▶ [Written problem]: Copy the data precisely, keeping every character.

▶ [Dataset records]:
○ ○ ○

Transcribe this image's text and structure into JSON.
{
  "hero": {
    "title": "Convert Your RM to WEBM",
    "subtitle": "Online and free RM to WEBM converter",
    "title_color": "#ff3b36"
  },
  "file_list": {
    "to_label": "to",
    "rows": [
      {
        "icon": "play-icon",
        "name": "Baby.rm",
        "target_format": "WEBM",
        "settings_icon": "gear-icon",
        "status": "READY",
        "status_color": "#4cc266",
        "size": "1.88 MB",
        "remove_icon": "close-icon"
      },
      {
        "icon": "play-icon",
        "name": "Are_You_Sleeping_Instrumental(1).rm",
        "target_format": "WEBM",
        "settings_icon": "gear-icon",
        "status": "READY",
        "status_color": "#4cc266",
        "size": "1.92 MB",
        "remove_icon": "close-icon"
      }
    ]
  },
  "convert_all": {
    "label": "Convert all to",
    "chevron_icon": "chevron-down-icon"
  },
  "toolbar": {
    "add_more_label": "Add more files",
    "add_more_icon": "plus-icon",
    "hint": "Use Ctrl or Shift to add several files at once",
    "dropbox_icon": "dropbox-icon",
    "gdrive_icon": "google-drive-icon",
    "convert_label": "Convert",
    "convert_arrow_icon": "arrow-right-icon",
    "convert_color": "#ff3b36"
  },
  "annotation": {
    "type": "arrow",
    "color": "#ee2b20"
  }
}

○ ○ ○

▶ [Finished exercise]:
Transcribe this image's text and structure into JSON.
{
  "hero": {
    "title": "Convert Your RM to WEBM",
    "subtitle": "Online and free RM to WEBM converter",
    "title_color": "#ff3b36"
  },
  "file_list": {
    "to_label": "to",
    "rows": [
      {
        "icon": "play-icon",
        "name": "Baby.rm",
        "target_format": "WEBM",
        "settings_icon": "gear-icon",
        "status": "READY",
        "status_color": "#4cc266",
        "size": "1.88 MB",
        "remove_icon": "close-icon"
      },
      {
        "icon": "play-icon",
        "name": "Are_You_Sleeping_Instrumental(1).rm",
        "target_format": "WEBM",
        "settings_icon": "gear-icon",
        "status": "READY",
        "status_color": "#4cc266",
        "size": "1.92 MB",
        "remove_icon": "close-icon"
      }
    ]
  },
  "convert_all": {
    "label": "Convert all to",
    "chevron_icon": "chevron-down-icon"
  },
  "toolbar": {
    "add_more_label": "Add more files",
    "add_more_icon": "plus-icon",
    "hint": "Use Ctrl or Shift to add several files at once",
    "dropbox_icon": "dropbox-icon",
    "gdrive_icon": "google-drive-icon",
    "convert_label": "Convert",
    "convert_arrow_icon": "arrow-right-icon",
    "convert_color": "#ff3b36"
  },
  "annotation": {
    "type": "arrow",
    "color": "#ee2b20"
  }
}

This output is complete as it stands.